» GIVEN INSTRUCTION
Locate each line in the records containing "label". Copy it.

[Dataset excerpt]
=======

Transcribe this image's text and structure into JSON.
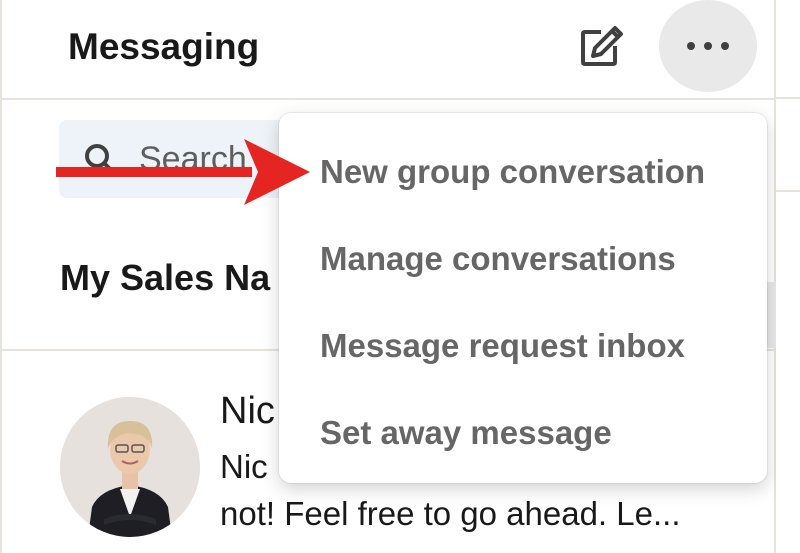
{
  "header": {
    "title": "Messaging",
    "compose_icon": "compose-icon",
    "more_icon": "more-horizontal-icon"
  },
  "search": {
    "placeholder": "Search",
    "icon": "search-icon"
  },
  "section": {
    "label": "My Sales Na"
  },
  "conversation": {
    "name": "Nic",
    "preview_line1": "Nic",
    "preview_line2": "not! Feel free to go ahead. Le..."
  },
  "dropdown": {
    "items": [
      {
        "label": "New group conversation"
      },
      {
        "label": "Manage conversations"
      },
      {
        "label": "Message request inbox"
      },
      {
        "label": "Set away message"
      }
    ]
  },
  "annotation": {
    "arrow_color": "#e52521",
    "arrow_icon": "red-arrow-pointer"
  },
  "colors": {
    "menu_text": "#666666",
    "title_text": "#191919",
    "search_bg": "#edf3f8"
  }
}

=======

» RESULT OF THE TASK
    "label": "My Sales Na"
        "label": "New group conversation"
        "label": "Manage conversations"
        "label": "Message request inbox"
        "label": "Set away message"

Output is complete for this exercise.